* _WHAT THE TASK REQUIRES_: Would you extract the whole listing below and retype it exactly?

* _DATASET EXCERPTS_:
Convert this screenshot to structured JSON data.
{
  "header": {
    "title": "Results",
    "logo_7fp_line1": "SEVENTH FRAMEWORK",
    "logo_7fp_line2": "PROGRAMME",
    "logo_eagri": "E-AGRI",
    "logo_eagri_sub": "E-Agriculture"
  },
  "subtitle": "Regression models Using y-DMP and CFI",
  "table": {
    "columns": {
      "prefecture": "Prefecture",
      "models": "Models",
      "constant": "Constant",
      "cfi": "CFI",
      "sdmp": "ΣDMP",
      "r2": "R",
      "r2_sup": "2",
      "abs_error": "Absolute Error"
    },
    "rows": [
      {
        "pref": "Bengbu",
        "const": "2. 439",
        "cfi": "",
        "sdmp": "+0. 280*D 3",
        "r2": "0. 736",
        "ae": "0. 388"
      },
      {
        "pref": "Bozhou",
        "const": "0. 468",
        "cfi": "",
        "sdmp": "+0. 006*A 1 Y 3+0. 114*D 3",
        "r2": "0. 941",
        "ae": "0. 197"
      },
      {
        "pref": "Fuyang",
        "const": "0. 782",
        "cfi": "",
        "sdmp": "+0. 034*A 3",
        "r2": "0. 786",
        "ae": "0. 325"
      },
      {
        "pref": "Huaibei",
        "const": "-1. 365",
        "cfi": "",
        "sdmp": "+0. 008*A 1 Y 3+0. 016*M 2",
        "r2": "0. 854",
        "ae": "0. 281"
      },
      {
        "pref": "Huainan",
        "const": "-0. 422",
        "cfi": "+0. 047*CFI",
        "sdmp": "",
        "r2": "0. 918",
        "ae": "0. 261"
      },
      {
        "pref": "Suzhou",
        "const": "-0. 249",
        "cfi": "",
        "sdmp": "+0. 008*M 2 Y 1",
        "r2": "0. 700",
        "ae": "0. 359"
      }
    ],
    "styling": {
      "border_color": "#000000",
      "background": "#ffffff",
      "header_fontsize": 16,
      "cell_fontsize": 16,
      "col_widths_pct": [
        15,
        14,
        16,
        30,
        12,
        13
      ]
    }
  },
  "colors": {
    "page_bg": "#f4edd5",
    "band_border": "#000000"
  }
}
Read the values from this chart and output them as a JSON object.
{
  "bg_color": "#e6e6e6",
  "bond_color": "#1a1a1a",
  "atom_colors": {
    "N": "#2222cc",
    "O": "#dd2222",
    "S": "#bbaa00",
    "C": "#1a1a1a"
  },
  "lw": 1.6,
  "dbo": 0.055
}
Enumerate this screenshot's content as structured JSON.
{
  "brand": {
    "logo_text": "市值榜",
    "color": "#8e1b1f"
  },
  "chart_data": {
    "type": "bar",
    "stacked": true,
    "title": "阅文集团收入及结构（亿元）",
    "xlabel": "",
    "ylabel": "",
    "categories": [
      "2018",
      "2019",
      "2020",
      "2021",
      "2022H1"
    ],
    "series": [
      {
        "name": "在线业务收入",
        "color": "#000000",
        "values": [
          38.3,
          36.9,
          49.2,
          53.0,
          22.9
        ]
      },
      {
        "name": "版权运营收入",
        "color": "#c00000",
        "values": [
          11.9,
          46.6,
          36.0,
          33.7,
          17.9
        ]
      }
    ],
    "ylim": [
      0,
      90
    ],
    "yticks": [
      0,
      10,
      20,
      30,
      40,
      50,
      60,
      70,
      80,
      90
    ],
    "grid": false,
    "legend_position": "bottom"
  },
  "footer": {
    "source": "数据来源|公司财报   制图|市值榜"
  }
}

* _OUTPUT OF THE EXERCISE_:
Convert this screenshot to structured JSON data.
{
  "header": {
    "title": "Results",
    "logo_7fp_line1": "SEVENTH FRAMEWORK",
    "logo_7fp_line2": "PROGRAMME",
    "logo_eagri": "E-AGRI",
    "logo_eagri_sub": "E-Agriculture"
  },
  "subtitle": "Regression models Using y-DMP and CFI",
  "table": {
    "columns": {
      "prefecture": "Prefecture",
      "models": "Models",
      "constant": "Constant",
      "cfi": "CFI",
      "sdmp": "ΣDMP",
      "r2": "R",
      "r2_sup": "2",
      "abs_error": "Absolute Error"
    },
    "rows": [
      {
        "pref": "Bengbu",
        "const": "2. 439",
        "cfi": "",
        "sdmp": "+0. 280*D 3",
        "r2": "0. 736",
        "ae": "0. 388"
      },
      {
        "pref": "Bozhou",
        "const": "0. 468",
        "cfi": "",
        "sdmp": "+0. 006*A 1 Y 3+0. 114*D 3",
        "r2": "0. 941",
        "ae": "0. 197"
      },
      {
        "pref": "Fuyang",
        "const": "0. 782",
        "cfi": "",
        "sdmp": "+0. 034*A 3",
        "r2": "0. 786",
        "ae": "0. 325"
      },
      {
        "pref": "Huaibei",
        "const": "-1. 365",
        "cfi": "",
        "sdmp": "+0. 008*A 1 Y 3+0. 016*M 2",
        "r2": "0. 854",
        "ae": "0. 281"
      },
      {
        "pref": "Huainan",
        "const": "-0. 422",
        "cfi": "+0. 047*CFI",
        "sdmp": "",
        "r2": "0. 918",
        "ae": "0. 261"
      },
      {
        "pref": "Suzhou",
        "const": "-0. 249",
        "cfi": "",
        "sdmp": "+0. 008*M 2 Y 1",
        "r2": "0. 700",
        "ae": "0. 359"
      }
    ],
    "styling": {
      "border_color": "#000000",
      "background": "#ffffff",
      "header_fontsize": 16,
      "cell_fontsize": 16,
      "col_widths_pct": [
        15,
        14,
        16,
        30,
        12,
        13
      ]
    }
  },
  "colors": {
    "page_bg": "#f4edd5",
    "band_border": "#000000"
  }
}
Read the values from this chart and output them as a JSON object.
{
  "bg_color": "#e6e6e6",
  "bond_color": "#1a1a1a",
  "atom_colors": {
    "N": "#2222cc",
    "O": "#dd2222",
    "S": "#bbaa00",
    "C": "#1a1a1a"
  },
  "lw": 1.6,
  "dbo": 0.055
}
Enumerate this screenshot's content as structured JSON.
{
  "brand": {
    "logo_text": "市值榜",
    "color": "#8e1b1f"
  },
  "chart_data": {
    "type": "bar",
    "stacked": true,
    "title": "阅文集团收入及结构（亿元）",
    "xlabel": "",
    "ylabel": "",
    "categories": [
      "2018",
      "2019",
      "2020",
      "2021",
      "2022H1"
    ],
    "series": [
      {
        "name": "在线业务收入",
        "color": "#000000",
        "values": [
          38.3,
          36.9,
          49.2,
          53.0,
          22.9
        ]
      },
      {
        "name": "版权运营收入",
        "color": "#c00000",
        "values": [
          11.9,
          46.6,
          36.0,
          33.7,
          17.9
        ]
      }
    ],
    "ylim": [
      0,
      90
    ],
    "yticks": [
      0,
      10,
      20,
      30,
      40,
      50,
      60,
      70,
      80,
      90
    ],
    "grid": false,
    "legend_position": "bottom"
  },
  "footer": {
    "source": "数据来源|公司财报   制图|市值榜"
  }
}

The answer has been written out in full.